— Begin —

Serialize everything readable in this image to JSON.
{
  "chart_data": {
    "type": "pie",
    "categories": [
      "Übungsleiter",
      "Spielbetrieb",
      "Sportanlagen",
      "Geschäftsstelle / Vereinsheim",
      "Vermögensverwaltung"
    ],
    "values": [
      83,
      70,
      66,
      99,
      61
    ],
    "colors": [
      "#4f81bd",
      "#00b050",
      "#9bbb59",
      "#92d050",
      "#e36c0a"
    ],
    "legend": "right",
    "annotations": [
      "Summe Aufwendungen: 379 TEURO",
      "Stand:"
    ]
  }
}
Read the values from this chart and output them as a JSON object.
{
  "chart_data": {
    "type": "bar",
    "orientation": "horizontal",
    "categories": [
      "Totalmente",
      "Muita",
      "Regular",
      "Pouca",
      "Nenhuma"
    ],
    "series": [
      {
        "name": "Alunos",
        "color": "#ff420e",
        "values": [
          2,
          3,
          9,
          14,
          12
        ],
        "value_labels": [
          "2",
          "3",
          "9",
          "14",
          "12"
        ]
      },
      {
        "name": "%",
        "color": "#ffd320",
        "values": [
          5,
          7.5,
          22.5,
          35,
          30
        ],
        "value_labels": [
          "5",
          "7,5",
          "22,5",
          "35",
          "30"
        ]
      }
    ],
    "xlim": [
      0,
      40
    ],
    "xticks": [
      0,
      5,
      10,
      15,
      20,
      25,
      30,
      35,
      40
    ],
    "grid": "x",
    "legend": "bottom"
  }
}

— End —

▸ REQUEST: Using the data above, reproduce every line exactly.

▸ FINISHED ANSWER:
Serialize everything readable in this image to JSON.
{
  "chart_data": {
    "type": "pie",
    "categories": [
      "Übungsleiter",
      "Spielbetrieb",
      "Sportanlagen",
      "Geschäftsstelle / Vereinsheim",
      "Vermögensverwaltung"
    ],
    "values": [
      83,
      70,
      66,
      99,
      61
    ],
    "colors": [
      "#4f81bd",
      "#00b050",
      "#9bbb59",
      "#92d050",
      "#e36c0a"
    ],
    "legend": "right",
    "annotations": [
      "Summe Aufwendungen: 379 TEURO",
      "Stand:"
    ]
  }
}
Read the values from this chart and output them as a JSON object.
{
  "chart_data": {
    "type": "bar",
    "orientation": "horizontal",
    "categories": [
      "Totalmente",
      "Muita",
      "Regular",
      "Pouca",
      "Nenhuma"
    ],
    "series": [
      {
        "name": "Alunos",
        "color": "#ff420e",
        "values": [
          2,
          3,
          9,
          14,
          12
        ],
        "value_labels": [
          "2",
          "3",
          "9",
          "14",
          "12"
        ]
      },
      {
        "name": "%",
        "color": "#ffd320",
        "values": [
          5,
          7.5,
          22.5,
          35,
          30
        ],
        "value_labels": [
          "5",
          "7,5",
          "22,5",
          "35",
          "30"
        ]
      }
    ],
    "xlim": [
      0,
      40
    ],
    "xticks": [
      0,
      5,
      10,
      15,
      20,
      25,
      30,
      35,
      40
    ],
    "grid": "x",
    "legend": "bottom"
  }
}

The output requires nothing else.